◆ Exercise aim: Pull every line with the word "Maths" out of the entries below.

----

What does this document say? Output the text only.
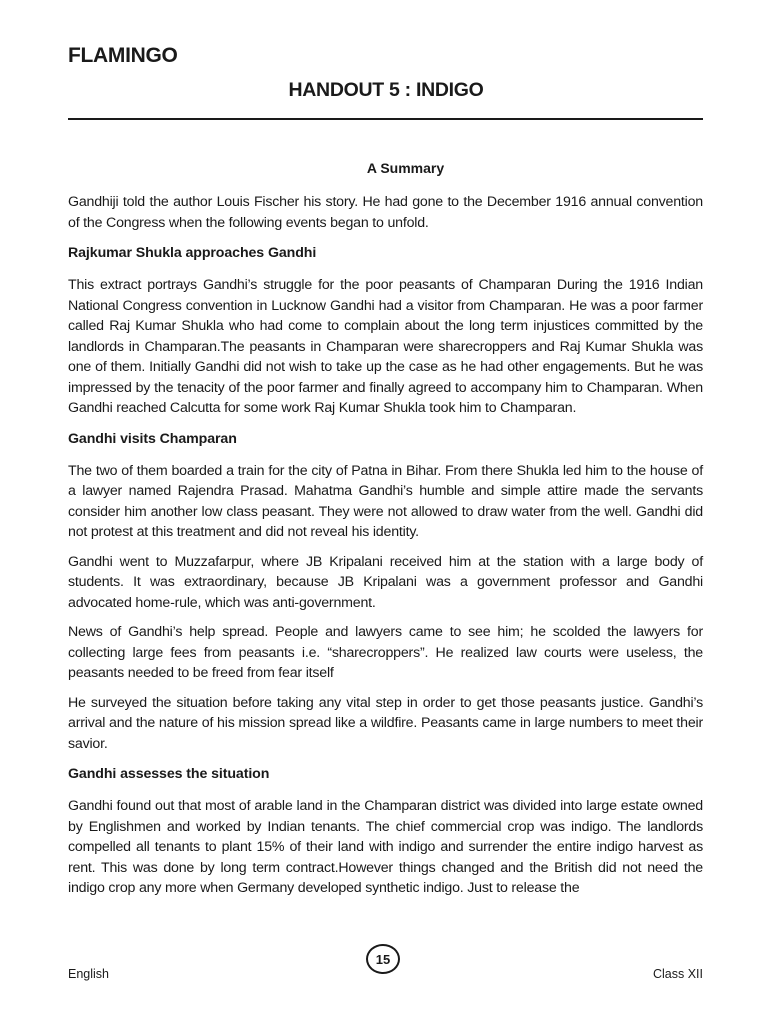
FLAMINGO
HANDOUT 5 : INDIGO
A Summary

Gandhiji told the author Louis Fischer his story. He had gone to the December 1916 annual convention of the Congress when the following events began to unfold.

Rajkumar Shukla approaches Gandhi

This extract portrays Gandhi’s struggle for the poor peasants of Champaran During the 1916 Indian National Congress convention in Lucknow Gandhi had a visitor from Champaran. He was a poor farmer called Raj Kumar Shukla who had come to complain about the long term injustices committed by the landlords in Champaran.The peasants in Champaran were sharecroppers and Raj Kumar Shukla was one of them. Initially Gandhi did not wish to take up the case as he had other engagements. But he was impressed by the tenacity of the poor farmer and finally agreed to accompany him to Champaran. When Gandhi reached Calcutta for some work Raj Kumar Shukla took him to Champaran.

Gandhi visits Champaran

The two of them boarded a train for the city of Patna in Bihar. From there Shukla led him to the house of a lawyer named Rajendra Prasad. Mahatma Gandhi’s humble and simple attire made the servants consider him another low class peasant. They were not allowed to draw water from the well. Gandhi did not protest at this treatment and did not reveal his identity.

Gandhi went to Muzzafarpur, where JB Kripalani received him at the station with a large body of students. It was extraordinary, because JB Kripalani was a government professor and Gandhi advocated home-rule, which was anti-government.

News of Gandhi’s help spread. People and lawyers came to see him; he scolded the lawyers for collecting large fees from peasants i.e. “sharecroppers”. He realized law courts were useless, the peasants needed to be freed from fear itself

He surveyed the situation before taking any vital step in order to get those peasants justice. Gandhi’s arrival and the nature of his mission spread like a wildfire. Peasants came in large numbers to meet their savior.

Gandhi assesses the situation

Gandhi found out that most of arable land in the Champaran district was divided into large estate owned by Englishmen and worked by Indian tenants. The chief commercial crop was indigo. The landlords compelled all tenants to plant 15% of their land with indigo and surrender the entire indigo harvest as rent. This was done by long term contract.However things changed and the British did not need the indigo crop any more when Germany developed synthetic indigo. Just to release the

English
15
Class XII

----

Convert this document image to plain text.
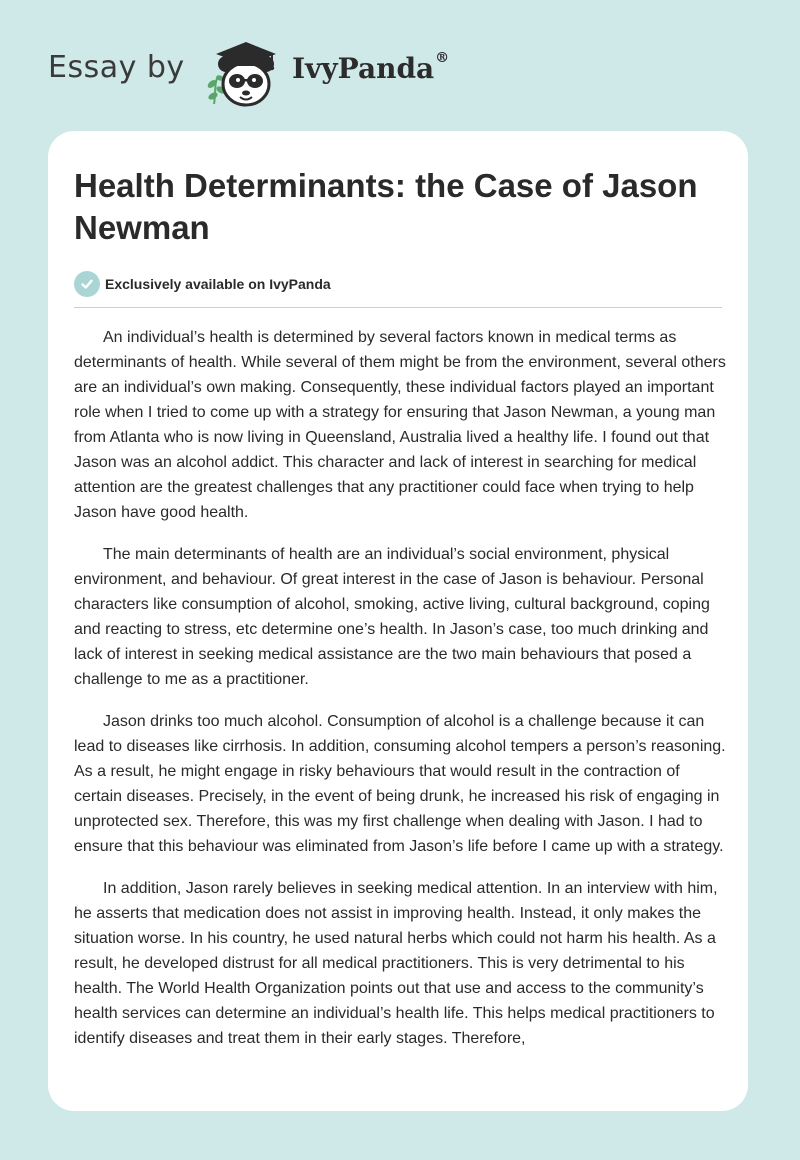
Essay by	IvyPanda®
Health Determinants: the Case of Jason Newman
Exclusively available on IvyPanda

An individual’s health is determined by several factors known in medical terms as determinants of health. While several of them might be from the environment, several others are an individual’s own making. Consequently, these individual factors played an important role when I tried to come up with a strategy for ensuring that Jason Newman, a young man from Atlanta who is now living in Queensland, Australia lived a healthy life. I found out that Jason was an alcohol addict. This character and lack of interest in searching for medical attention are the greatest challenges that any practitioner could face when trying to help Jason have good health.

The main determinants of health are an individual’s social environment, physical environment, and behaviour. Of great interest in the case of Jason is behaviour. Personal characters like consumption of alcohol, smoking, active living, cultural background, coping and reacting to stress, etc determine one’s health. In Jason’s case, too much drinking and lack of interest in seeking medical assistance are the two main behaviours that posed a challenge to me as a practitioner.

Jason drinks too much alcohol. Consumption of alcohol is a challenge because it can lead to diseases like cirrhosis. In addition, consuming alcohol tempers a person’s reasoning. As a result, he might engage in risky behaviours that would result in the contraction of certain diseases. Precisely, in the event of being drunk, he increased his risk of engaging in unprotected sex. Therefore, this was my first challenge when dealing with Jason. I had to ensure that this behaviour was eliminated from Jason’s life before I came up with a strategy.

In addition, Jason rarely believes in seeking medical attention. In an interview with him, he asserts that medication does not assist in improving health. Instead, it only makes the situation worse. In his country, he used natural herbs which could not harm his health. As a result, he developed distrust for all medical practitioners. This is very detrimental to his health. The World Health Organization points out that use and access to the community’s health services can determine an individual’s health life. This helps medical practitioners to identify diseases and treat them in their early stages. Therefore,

----

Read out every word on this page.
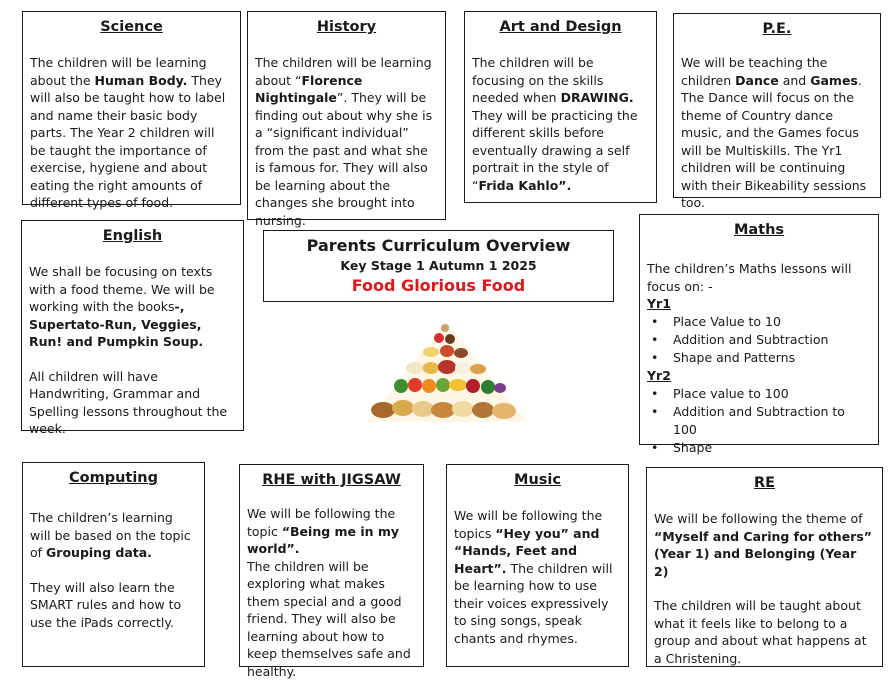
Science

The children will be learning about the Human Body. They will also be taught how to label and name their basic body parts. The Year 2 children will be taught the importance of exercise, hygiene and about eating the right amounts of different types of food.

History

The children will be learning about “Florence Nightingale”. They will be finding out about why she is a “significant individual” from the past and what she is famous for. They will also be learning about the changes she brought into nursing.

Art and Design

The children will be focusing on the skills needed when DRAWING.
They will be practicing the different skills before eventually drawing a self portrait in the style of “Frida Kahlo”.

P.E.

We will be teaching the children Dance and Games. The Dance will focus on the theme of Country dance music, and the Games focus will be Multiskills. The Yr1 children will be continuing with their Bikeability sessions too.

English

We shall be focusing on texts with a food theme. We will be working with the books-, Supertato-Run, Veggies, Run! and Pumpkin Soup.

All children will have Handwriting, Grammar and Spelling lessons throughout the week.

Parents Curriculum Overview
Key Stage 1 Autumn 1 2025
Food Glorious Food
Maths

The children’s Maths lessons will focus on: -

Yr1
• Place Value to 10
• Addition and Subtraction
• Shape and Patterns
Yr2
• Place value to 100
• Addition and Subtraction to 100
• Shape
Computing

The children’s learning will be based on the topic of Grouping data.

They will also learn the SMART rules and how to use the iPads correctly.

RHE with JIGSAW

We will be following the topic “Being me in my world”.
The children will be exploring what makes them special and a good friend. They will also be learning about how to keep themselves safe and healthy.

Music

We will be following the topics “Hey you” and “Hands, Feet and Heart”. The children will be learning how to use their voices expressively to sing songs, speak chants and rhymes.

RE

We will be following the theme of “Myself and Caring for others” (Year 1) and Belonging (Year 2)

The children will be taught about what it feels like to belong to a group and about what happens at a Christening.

----

◆ Exercise result:
Maths
The children’s Maths lessons will focus on: -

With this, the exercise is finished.